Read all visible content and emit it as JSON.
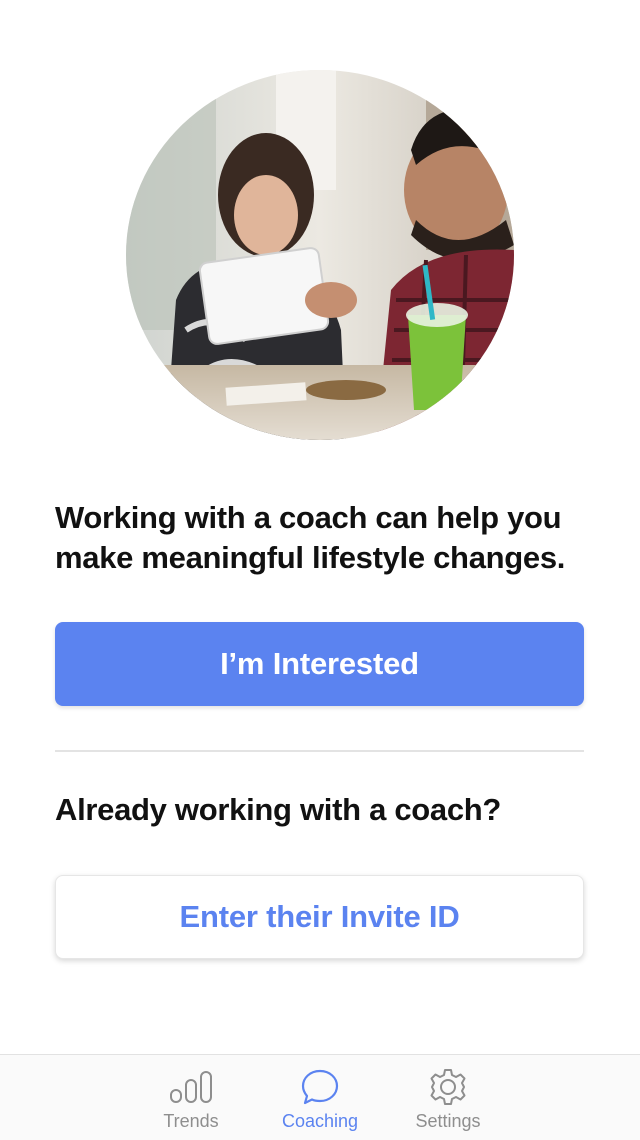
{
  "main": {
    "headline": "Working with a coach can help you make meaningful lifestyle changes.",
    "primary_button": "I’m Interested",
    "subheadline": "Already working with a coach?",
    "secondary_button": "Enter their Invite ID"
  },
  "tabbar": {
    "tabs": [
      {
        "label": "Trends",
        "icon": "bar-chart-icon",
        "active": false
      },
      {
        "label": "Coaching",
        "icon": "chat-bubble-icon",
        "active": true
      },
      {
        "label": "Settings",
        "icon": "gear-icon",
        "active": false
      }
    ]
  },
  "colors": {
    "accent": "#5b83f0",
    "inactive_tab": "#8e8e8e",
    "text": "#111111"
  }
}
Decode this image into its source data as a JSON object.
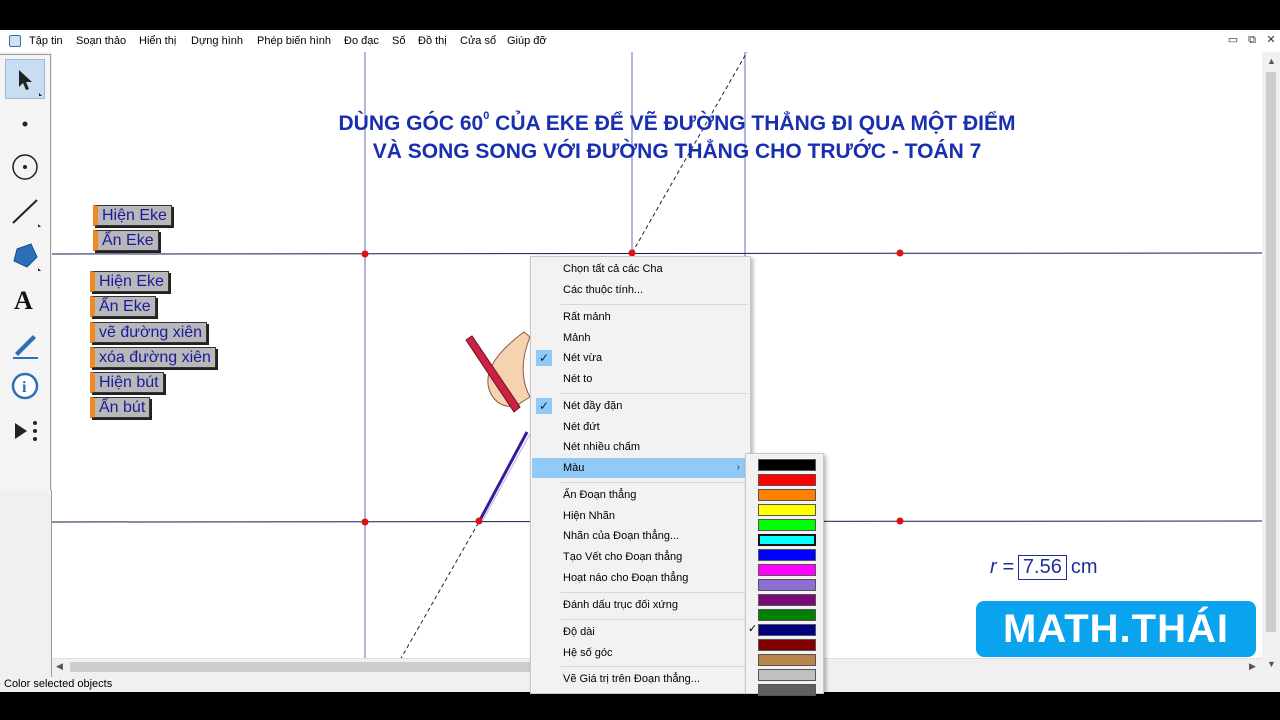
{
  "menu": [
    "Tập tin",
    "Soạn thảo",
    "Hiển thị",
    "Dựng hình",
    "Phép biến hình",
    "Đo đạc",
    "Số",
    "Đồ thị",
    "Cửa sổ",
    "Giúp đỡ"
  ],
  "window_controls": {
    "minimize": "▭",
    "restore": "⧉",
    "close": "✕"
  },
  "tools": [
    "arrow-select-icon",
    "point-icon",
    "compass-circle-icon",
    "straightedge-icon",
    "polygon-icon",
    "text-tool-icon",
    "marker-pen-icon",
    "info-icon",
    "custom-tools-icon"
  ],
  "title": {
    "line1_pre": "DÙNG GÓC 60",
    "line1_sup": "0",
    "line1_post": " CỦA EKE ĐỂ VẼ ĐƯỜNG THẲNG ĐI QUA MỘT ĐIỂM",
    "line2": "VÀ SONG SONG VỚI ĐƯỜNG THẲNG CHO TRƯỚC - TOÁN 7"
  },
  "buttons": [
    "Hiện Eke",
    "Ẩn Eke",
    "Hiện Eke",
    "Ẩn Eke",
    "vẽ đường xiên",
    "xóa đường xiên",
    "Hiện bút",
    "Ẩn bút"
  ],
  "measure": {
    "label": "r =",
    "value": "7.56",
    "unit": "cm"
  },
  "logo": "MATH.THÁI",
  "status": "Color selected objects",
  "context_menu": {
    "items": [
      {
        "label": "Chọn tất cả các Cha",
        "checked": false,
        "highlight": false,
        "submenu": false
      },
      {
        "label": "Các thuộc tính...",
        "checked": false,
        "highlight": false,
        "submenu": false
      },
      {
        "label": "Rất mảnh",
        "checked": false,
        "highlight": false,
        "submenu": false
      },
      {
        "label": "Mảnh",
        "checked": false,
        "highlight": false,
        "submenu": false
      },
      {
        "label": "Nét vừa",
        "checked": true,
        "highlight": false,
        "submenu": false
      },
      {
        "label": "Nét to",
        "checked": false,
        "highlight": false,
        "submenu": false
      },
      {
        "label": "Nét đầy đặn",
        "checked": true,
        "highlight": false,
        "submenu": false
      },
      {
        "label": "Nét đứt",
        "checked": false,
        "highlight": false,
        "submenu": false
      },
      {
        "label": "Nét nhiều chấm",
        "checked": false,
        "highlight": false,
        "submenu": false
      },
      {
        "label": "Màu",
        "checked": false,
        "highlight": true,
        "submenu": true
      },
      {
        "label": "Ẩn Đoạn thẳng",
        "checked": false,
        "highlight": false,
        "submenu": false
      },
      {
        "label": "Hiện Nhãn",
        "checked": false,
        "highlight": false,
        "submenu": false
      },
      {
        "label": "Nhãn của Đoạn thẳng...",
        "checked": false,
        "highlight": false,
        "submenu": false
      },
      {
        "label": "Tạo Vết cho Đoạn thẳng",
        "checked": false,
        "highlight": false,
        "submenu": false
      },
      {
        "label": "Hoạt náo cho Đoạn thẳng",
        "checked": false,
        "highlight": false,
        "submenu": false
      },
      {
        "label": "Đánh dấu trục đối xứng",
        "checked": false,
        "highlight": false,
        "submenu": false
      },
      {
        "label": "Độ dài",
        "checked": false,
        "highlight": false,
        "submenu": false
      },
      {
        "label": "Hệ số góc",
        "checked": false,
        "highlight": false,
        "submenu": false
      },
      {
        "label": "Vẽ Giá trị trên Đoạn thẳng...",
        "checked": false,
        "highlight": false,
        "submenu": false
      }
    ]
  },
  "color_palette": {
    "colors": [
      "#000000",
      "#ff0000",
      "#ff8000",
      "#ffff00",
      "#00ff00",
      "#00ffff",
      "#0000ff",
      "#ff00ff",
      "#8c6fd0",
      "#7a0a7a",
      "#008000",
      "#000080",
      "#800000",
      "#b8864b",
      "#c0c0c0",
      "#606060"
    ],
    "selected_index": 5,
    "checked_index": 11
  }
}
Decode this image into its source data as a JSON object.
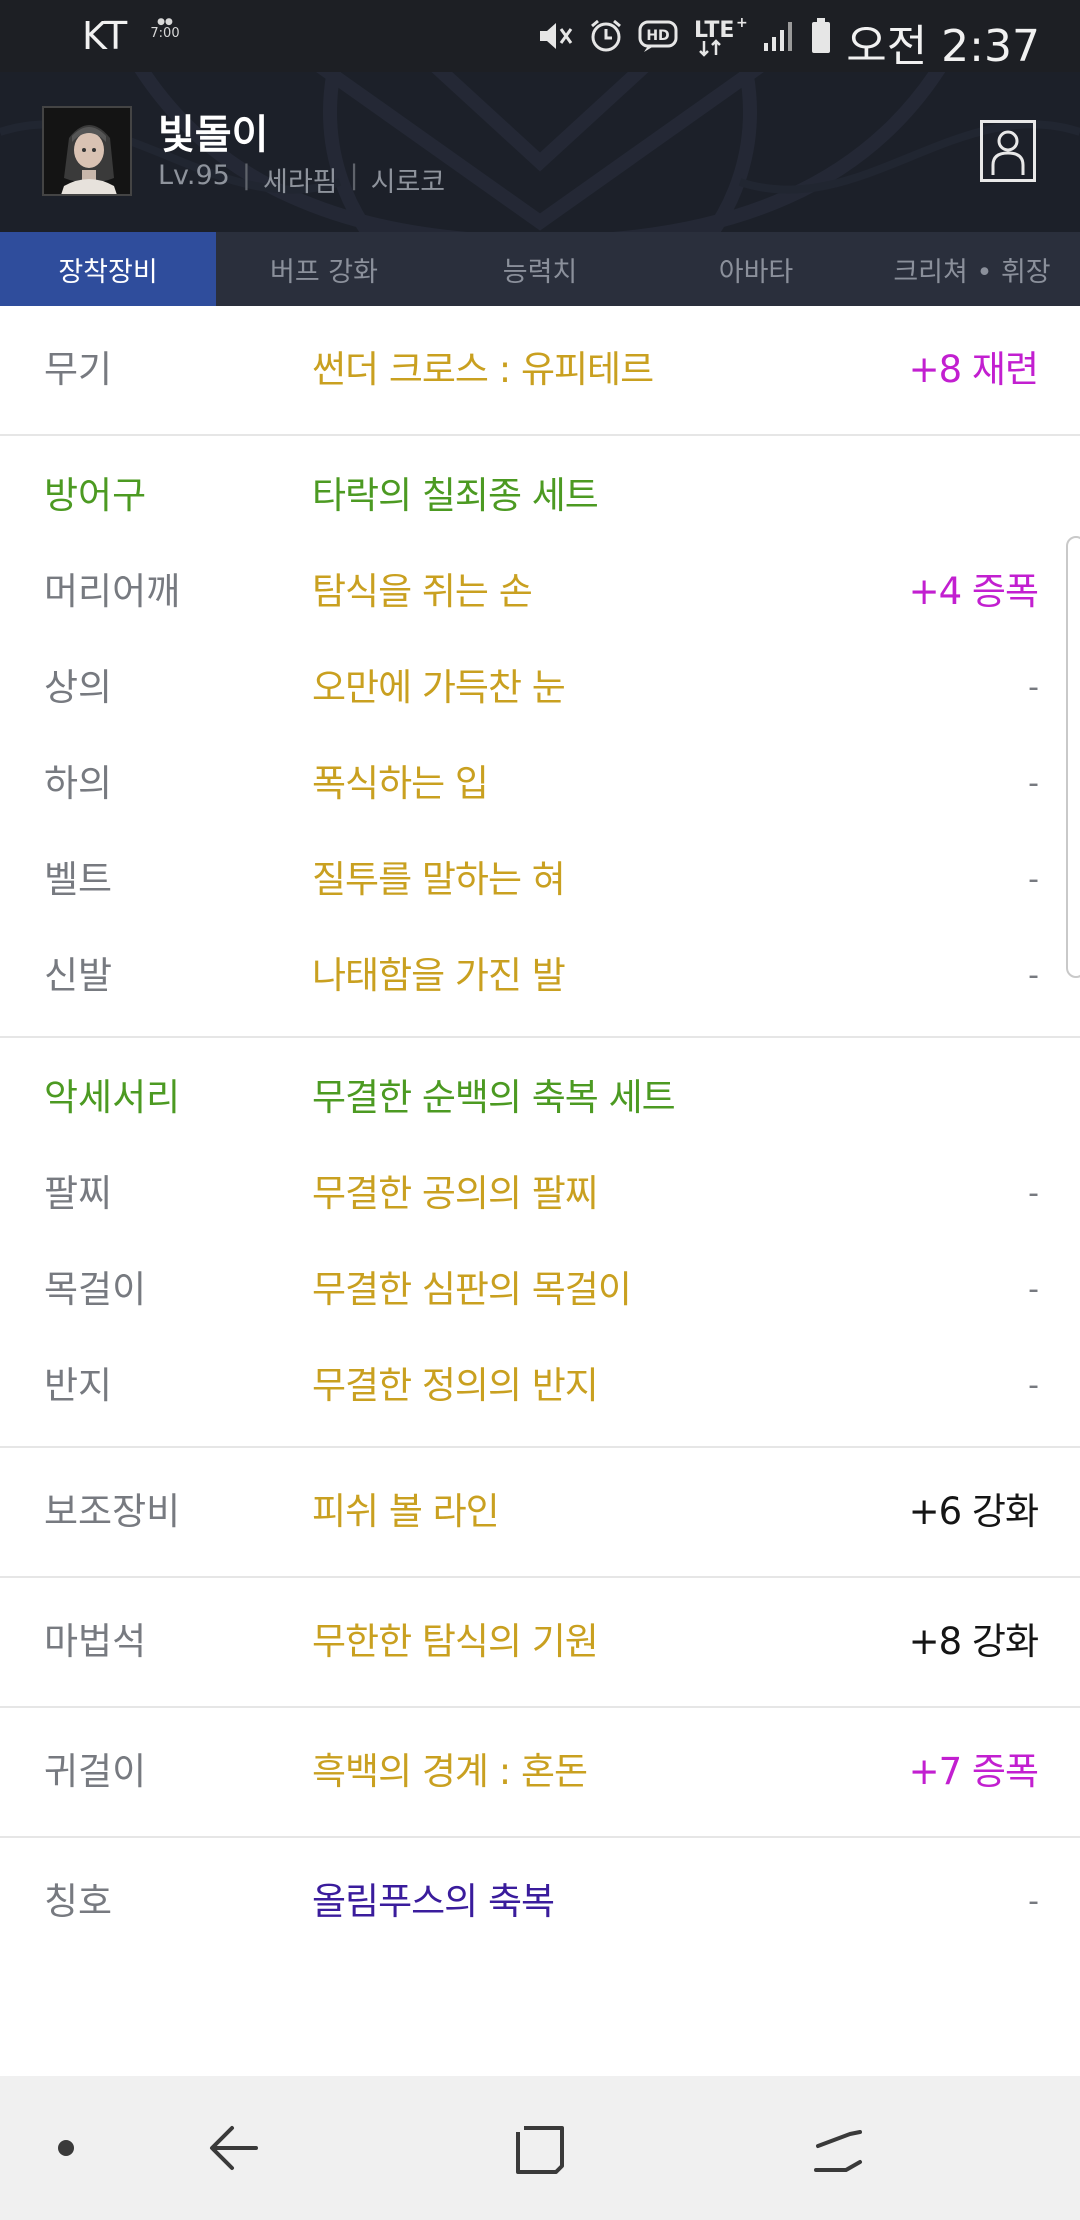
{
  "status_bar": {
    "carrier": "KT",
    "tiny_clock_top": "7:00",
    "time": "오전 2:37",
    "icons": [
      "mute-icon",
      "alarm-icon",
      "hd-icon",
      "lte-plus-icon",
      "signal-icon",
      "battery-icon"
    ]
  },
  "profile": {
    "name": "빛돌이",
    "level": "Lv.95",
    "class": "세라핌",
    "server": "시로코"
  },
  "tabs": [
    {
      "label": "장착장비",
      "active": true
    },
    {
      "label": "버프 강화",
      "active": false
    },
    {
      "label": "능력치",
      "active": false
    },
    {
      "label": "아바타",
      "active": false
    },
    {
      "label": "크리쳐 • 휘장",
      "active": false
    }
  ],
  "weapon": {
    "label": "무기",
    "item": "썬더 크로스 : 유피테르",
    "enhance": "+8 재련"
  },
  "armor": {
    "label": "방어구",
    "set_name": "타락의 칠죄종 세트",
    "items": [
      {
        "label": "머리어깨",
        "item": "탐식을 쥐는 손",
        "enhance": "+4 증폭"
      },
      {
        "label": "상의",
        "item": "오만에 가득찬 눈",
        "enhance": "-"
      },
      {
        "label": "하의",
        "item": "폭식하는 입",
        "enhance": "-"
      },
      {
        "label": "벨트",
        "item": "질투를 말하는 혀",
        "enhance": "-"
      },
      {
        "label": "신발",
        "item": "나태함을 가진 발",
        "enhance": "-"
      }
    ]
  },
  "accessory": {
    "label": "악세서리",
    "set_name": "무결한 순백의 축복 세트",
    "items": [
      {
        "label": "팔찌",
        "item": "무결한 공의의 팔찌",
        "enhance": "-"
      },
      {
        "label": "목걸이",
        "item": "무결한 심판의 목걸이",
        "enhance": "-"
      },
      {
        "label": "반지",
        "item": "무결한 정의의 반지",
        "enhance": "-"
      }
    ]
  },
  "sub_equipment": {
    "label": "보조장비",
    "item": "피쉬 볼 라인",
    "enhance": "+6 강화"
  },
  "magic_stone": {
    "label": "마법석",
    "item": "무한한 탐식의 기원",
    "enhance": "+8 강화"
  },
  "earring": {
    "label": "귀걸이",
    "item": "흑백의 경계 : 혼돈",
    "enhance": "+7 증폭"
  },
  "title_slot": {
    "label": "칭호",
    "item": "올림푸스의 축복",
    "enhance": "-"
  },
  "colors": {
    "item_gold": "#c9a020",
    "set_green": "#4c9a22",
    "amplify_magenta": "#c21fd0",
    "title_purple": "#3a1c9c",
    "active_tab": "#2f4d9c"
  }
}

++++++

*WHAT THE EXERCISE ASKS*. Transcribe every entry above exactly. Omit all pictures.

*SOLUTION FOR THIS TASK*.
Read all visible content and emit it as JSON.
{
  "main": {
    "headline": "Working with a coach can help you make meaningful lifestyle changes.",
    "primary_button": "I’m Interested",
    "subheadline": "Already working with a coach?",
    "secondary_button": "Enter their Invite ID"
  },
  "tabbar": {
    "tabs": [
      {
        "label": "Trends",
        "icon": "bar-chart-icon",
        "active": false
      },
      {
        "label": "Coaching",
        "icon": "chat-bubble-icon",
        "active": true
      },
      {
        "label": "Settings",
        "icon": "gear-icon",
        "active": false
      }
    ]
  },
  "colors": {
    "accent": "#5b83f0",
    "inactive_tab": "#8e8e8e",
    "text": "#111111"
  }
}
Decode this image into its source data as a JSON object.
{
  "menu": [
    "Tập tin",
    "Soạn thảo",
    "Hiển thị",
    "Dựng hình",
    "Phép biến hình",
    "Đo đạc",
    "Số",
    "Đồ thị",
    "Cửa sổ",
    "Giúp đỡ"
  ],
  "window_controls": {
    "minimize": "▭",
    "restore": "⧉",
    "close": "✕"
  },
  "tools": [
    "arrow-select-icon",
    "point-icon",
    "compass-circle-icon",
    "straightedge-icon",
    "polygon-icon",
    "text-tool-icon",
    "marker-pen-icon",
    "info-icon",
    "custom-tools-icon"
  ],
  "title": {
    "line1_pre": "DÙNG GÓC 60",
    "line1_sup": "0",
    "line1_post": " CỦA EKE ĐỂ VẼ ĐƯỜNG THẲNG ĐI QUA MỘT ĐIỂM",
    "line2": "VÀ SONG SONG VỚI ĐƯỜNG THẲNG CHO TRƯỚC - TOÁN 7"
  },
  "buttons": [
    "Hiện Eke",
    "Ẩn Eke",
    "Hiện Eke",
    "Ẩn Eke",
    "vẽ đường xiên",
    "xóa đường xiên",
    "Hiện bút",
    "Ẩn bút"
  ],
  "measure": {
    "label": "r =",
    "value": "7.56",
    "unit": "cm"
  },
  "logo": "MATH.THÁI",
  "status": "Color selected objects",
  "context_menu": {
    "items": [
      {
        "label": "Chọn tất cả các Cha",
        "checked": false,
        "highlight": false,
        "submenu": false
      },
      {
        "label": "Các thuộc tính...",
        "checked": false,
        "highlight": false,
        "submenu": false
      },
      {
        "label": "Rất mảnh",
        "checked": false,
        "highlight": false,
        "submenu": false
      },
      {
        "label": "Mảnh",
        "checked": false,
        "highlight": false,
        "submenu": false
      },
      {
        "label": "Nét vừa",
        "checked": true,
        "highlight": false,
        "submenu": false
      },
      {
        "label": "Nét to",
        "checked": false,
        "highlight": false,
        "submenu": false
      },
      {
        "label": "Nét đầy đặn",
        "checked": true,
        "highlight": false,
        "submenu": false
      },
      {
        "label": "Nét đứt",
        "checked": false,
        "highlight": false,
        "submenu": false
      },
      {
        "label": "Nét nhiều chấm",
        "checked": false,
        "highlight": false,
        "submenu": false
      },
      {
        "label": "Màu",
        "checked": false,
        "highlight": true,
        "submenu": true
      },
      {
        "label": "Ẩn Đoạn thẳng",
        "checked": false,
        "highlight": false,
        "submenu": false
      },
      {
        "label": "Hiện Nhãn",
        "checked": false,
        "highlight": false,
        "submenu": false
      },
      {
        "label": "Nhãn của Đoạn thẳng...",
        "checked": false,
        "highlight": false,
        "submenu": false
      },
      {
        "label": "Tạo Vết cho Đoạn thẳng",
        "checked": false,
        "highlight": false,
        "submenu": false
      },
      {
        "label": "Hoạt náo cho Đoạn thẳng",
        "checked": false,
        "highlight": false,
        "submenu": false
      },
      {
        "label": "Đánh dấu trục đối xứng",
        "checked": false,
        "highlight": false,
        "submenu": false
      },
      {
        "label": "Độ dài",
        "checked": false,
        "highlight": false,
        "submenu": false
      },
      {
        "label": "Hệ số góc",
        "checked": false,
        "highlight": false,
        "submenu": false
      },
      {
        "label": "Vẽ Giá trị trên Đoạn thẳng...",
        "checked": false,
        "highlight": false,
        "submenu": false
      }
    ]
  },
  "color_palette": {
    "colors": [
      "#000000",
      "#ff0000",
      "#ff8000",
      "#ffff00",
      "#00ff00",
      "#00ffff",
      "#0000ff",
      "#ff00ff",
      "#8c6fd0",
      "#7a0a7a",
      "#008000",
      "#000080",
      "#800000",
      "#b8864b",
      "#c0c0c0",
      "#606060"
    ],
    "selected_index": 5,
    "checked_index": 11
  }
}
Decode this image into its source data as a JSON object.
{
  "status_bar": {
    "carrier": "KT",
    "tiny_clock_top": "7:00",
    "time": "오전 2:37",
    "icons": [
      "mute-icon",
      "alarm-icon",
      "hd-icon",
      "lte-plus-icon",
      "signal-icon",
      "battery-icon"
    ]
  },
  "profile": {
    "name": "빛돌이",
    "level": "Lv.95",
    "class": "세라핌",
    "server": "시로코"
  },
  "tabs": [
    {
      "label": "장착장비",
      "active": true
    },
    {
      "label": "버프 강화",
      "active": false
    },
    {
      "label": "능력치",
      "active": false
    },
    {
      "label": "아바타",
      "active": false
    },
    {
      "label": "크리쳐 • 휘장",
      "active": false
    }
  ],
  "weapon": {
    "label": "무기",
    "item": "썬더 크로스 : 유피테르",
    "enhance": "+8 재련"
  },
  "armor": {
    "label": "방어구",
    "set_name": "타락의 칠죄종 세트",
    "items": [
      {
        "label": "머리어깨",
        "item": "탐식을 쥐는 손",
        "enhance": "+4 증폭"
      },
      {
        "label": "상의",
        "item": "오만에 가득찬 눈",
        "enhance": "-"
      },
      {
        "label": "하의",
        "item": "폭식하는 입",
        "enhance": "-"
      },
      {
        "label": "벨트",
        "item": "질투를 말하는 혀",
        "enhance": "-"
      },
      {
        "label": "신발",
        "item": "나태함을 가진 발",
        "enhance": "-"
      }
    ]
  },
  "accessory": {
    "label": "악세서리",
    "set_name": "무결한 순백의 축복 세트",
    "items": [
      {
        "label": "팔찌",
        "item": "무결한 공의의 팔찌",
        "enhance": "-"
      },
      {
        "label": "목걸이",
        "item": "무결한 심판의 목걸이",
        "enhance": "-"
      },
      {
        "label": "반지",
        "item": "무결한 정의의 반지",
        "enhance": "-"
      }
    ]
  },
  "sub_equipment": {
    "label": "보조장비",
    "item": "피쉬 볼 라인",
    "enhance": "+6 강화"
  },
  "magic_stone": {
    "label": "마법석",
    "item": "무한한 탐식의 기원",
    "enhance": "+8 강화"
  },
  "earring": {
    "label": "귀걸이",
    "item": "흑백의 경계 : 혼돈",
    "enhance": "+7 증폭"
  },
  "title_slot": {
    "label": "칭호",
    "item": "올림푸스의 축복",
    "enhance": "-"
  },
  "colors": {
    "item_gold": "#c9a020",
    "set_green": "#4c9a22",
    "amplify_magenta": "#c21fd0",
    "title_purple": "#3a1c9c",
    "active_tab": "#2f4d9c"
  }
}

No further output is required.